▶ [EXERCISE OBJECTIVE]
Rewrite the entries below with every "data-point" changed to "plot-point", leaving all other text unchanged.

▶ [MATERIAL SHOWN]
──────

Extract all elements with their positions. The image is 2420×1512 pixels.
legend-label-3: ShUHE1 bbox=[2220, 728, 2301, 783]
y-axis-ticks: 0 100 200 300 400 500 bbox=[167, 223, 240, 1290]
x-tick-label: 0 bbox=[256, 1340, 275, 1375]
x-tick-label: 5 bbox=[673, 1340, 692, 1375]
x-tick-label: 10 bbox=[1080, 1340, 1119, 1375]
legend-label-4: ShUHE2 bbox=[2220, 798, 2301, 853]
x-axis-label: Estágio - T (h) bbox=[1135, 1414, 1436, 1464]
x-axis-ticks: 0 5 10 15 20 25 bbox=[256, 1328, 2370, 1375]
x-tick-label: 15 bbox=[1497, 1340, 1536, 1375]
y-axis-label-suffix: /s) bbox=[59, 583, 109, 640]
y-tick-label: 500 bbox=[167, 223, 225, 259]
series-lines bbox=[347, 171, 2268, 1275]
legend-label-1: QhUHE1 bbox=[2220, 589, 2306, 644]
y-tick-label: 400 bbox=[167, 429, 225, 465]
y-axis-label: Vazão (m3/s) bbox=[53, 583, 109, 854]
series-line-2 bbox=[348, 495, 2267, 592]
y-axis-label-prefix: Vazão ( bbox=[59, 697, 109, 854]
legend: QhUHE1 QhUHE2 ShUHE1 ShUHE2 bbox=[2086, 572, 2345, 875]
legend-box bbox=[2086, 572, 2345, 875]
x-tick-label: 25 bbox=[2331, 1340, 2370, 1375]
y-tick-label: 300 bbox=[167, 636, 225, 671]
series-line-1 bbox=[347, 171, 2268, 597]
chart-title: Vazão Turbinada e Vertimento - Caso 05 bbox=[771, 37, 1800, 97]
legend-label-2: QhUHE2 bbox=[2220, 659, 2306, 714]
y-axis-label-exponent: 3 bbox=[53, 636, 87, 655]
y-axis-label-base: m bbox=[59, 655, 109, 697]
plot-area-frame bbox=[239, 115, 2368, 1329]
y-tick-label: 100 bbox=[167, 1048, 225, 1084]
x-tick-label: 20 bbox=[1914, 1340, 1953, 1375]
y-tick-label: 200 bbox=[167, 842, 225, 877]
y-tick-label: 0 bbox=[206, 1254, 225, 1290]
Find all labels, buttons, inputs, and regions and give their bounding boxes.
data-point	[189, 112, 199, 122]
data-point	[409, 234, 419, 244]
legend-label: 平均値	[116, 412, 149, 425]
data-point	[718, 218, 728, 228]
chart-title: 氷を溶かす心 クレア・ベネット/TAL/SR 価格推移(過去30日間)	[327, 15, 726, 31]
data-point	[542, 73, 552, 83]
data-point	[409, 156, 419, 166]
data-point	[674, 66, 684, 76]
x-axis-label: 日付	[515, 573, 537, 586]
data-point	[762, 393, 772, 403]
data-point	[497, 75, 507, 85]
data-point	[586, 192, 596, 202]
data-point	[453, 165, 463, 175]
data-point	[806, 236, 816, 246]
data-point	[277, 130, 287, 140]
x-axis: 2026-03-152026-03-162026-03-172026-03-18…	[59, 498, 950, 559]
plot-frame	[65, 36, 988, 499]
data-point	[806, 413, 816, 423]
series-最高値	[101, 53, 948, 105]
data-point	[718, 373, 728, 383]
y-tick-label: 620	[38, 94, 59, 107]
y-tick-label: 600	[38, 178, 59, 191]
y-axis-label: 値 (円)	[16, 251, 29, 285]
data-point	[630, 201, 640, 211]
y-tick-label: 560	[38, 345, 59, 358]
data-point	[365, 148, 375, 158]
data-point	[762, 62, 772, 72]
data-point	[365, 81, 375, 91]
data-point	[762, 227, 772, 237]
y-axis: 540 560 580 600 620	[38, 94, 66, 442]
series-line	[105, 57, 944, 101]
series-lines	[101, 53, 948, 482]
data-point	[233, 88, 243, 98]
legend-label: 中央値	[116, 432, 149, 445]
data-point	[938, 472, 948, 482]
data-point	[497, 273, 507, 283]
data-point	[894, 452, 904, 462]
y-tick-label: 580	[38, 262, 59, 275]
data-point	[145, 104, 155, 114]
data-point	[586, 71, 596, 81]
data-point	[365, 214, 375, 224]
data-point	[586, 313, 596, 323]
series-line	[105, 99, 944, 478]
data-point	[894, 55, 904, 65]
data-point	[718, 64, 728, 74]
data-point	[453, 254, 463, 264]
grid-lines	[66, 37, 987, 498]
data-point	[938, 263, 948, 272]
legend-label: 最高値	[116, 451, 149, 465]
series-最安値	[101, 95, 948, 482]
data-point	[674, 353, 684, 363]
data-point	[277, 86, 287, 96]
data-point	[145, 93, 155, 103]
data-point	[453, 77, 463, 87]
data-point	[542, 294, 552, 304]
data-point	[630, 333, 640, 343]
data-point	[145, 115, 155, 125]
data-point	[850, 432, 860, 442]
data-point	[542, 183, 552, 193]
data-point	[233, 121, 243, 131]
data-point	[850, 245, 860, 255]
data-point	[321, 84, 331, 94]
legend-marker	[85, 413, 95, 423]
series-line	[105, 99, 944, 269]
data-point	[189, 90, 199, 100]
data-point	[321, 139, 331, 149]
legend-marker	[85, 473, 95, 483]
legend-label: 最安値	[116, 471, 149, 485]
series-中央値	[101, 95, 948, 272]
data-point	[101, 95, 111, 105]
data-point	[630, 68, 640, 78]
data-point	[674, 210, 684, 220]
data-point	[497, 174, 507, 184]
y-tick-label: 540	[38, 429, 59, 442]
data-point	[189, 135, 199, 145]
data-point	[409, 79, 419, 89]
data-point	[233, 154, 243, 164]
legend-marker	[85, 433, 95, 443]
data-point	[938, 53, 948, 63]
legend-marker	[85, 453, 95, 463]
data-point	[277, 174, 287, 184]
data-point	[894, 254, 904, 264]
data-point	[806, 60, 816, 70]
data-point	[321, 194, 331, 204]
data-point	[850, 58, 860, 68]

──────

▶ [RIGHT ANSWER]
Extract all elements with their positions. The image is 2420×1512 pixels.
legend-label-3: ShUHE1 bbox=[2220, 728, 2301, 783]
y-axis-ticks: 0 100 200 300 400 500 bbox=[167, 223, 240, 1290]
x-tick-label: 0 bbox=[256, 1340, 275, 1375]
x-tick-label: 5 bbox=[673, 1340, 692, 1375]
x-tick-label: 10 bbox=[1080, 1340, 1119, 1375]
legend-label-4: ShUHE2 bbox=[2220, 798, 2301, 853]
x-axis-label: Estágio - T (h) bbox=[1135, 1414, 1436, 1464]
x-axis-ticks: 0 5 10 15 20 25 bbox=[256, 1328, 2370, 1375]
x-tick-label: 15 bbox=[1497, 1340, 1536, 1375]
y-axis-label-suffix: /s) bbox=[59, 583, 109, 640]
y-tick-label: 500 bbox=[167, 223, 225, 259]
series-lines bbox=[347, 171, 2268, 1275]
legend-label-1: QhUHE1 bbox=[2220, 589, 2306, 644]
y-tick-label: 400 bbox=[167, 429, 225, 465]
y-axis-label: Vazão (m3/s) bbox=[53, 583, 109, 854]
series-line-2 bbox=[348, 495, 2267, 592]
y-axis-label-prefix: Vazão ( bbox=[59, 697, 109, 854]
legend: QhUHE1 QhUHE2 ShUHE1 ShUHE2 bbox=[2086, 572, 2345, 875]
legend-box bbox=[2086, 572, 2345, 875]
x-tick-label: 25 bbox=[2331, 1340, 2370, 1375]
y-tick-label: 300 bbox=[167, 636, 225, 671]
series-line-1 bbox=[347, 171, 2268, 597]
chart-title: Vazão Turbinada e Vertimento - Caso 05 bbox=[771, 37, 1800, 97]
legend-label-2: QhUHE2 bbox=[2220, 659, 2306, 714]
y-axis-label-exponent: 3 bbox=[53, 636, 87, 655]
y-axis-label-base: m bbox=[59, 655, 109, 697]
plot-area-frame bbox=[239, 115, 2368, 1329]
y-tick-label: 100 bbox=[167, 1048, 225, 1084]
x-tick-label: 20 bbox=[1914, 1340, 1953, 1375]
y-tick-label: 200 bbox=[167, 842, 225, 877]
y-tick-label: 0 bbox=[206, 1254, 225, 1290]
Find all labels, buttons, inputs, and regions and give their bounding boxes.
plot-point	[189, 112, 199, 122]
plot-point	[409, 234, 419, 244]
legend-label: 平均値	[116, 412, 149, 425]
plot-point	[718, 218, 728, 228]
chart-title: 氷を溶かす心 クレア・ベネット/TAL/SR 価格推移(過去30日間)	[327, 15, 726, 31]
plot-point	[542, 73, 552, 83]
plot-point	[409, 156, 419, 166]
plot-point	[674, 66, 684, 76]
x-axis-label: 日付	[515, 573, 537, 586]
plot-point	[762, 393, 772, 403]
plot-point	[497, 75, 507, 85]
plot-point	[586, 192, 596, 202]
plot-point	[453, 165, 463, 175]
plot-point	[806, 236, 816, 246]
plot-point	[277, 130, 287, 140]
x-axis: 2026-03-152026-03-162026-03-172026-03-18…	[59, 498, 950, 559]
plot-frame	[65, 36, 988, 499]
plot-point	[806, 413, 816, 423]
series-最高値	[101, 53, 948, 105]
plot-point	[718, 373, 728, 383]
y-tick-label: 620	[38, 94, 59, 107]
y-tick-label: 600	[38, 178, 59, 191]
y-axis-label: 値 (円)	[16, 251, 29, 285]
plot-point	[630, 201, 640, 211]
y-tick-label: 560	[38, 345, 59, 358]
plot-point	[365, 148, 375, 158]
plot-point	[762, 62, 772, 72]
plot-point	[365, 81, 375, 91]
plot-point	[762, 227, 772, 237]
y-axis: 540 560 580 600 620	[38, 94, 66, 442]
series-line	[105, 57, 944, 101]
series-lines	[101, 53, 948, 482]
plot-point	[233, 88, 243, 98]
legend-label: 中央値	[116, 432, 149, 445]
plot-point	[938, 472, 948, 482]
plot-point	[497, 273, 507, 283]
plot-point	[894, 452, 904, 462]
y-tick-label: 580	[38, 262, 59, 275]
plot-point	[145, 104, 155, 114]
plot-point	[586, 71, 596, 81]
plot-point	[365, 214, 375, 224]
plot-point	[586, 313, 596, 323]
series-line	[105, 99, 944, 478]
plot-point	[894, 55, 904, 65]
plot-point	[718, 64, 728, 74]
plot-point	[453, 254, 463, 264]
grid-lines	[66, 37, 987, 498]
plot-point	[938, 263, 948, 272]
legend-label: 最高値	[116, 451, 149, 465]
series-最安値	[101, 95, 948, 482]
plot-point	[674, 353, 684, 363]
plot-point	[277, 86, 287, 96]
plot-point	[145, 93, 155, 103]
plot-point	[453, 77, 463, 87]
plot-point	[542, 294, 552, 304]
plot-point	[630, 333, 640, 343]
plot-point	[145, 115, 155, 125]
plot-point	[850, 432, 860, 442]
plot-point	[542, 183, 552, 193]
plot-point	[233, 121, 243, 131]
plot-point	[850, 245, 860, 255]
plot-point	[321, 84, 331, 94]
legend-marker	[85, 413, 95, 423]
series-line	[105, 99, 944, 269]
plot-point	[189, 90, 199, 100]
plot-point	[321, 139, 331, 149]
legend-marker	[85, 473, 95, 483]
legend-label: 最安値	[116, 471, 149, 485]
series-中央値	[101, 95, 948, 272]
plot-point	[101, 95, 111, 105]
plot-point	[630, 68, 640, 78]
plot-point	[674, 210, 684, 220]
plot-point	[497, 174, 507, 184]
y-tick-label: 540	[38, 429, 59, 442]
plot-point	[189, 135, 199, 145]
plot-point	[409, 79, 419, 89]
plot-point	[233, 154, 243, 164]
legend-marker	[85, 433, 95, 443]
plot-point	[938, 53, 948, 63]
legend-marker	[85, 453, 95, 463]
plot-point	[277, 174, 287, 184]
plot-point	[894, 254, 904, 264]
plot-point	[806, 60, 816, 70]
plot-point	[321, 194, 331, 204]
plot-point	[850, 58, 860, 68]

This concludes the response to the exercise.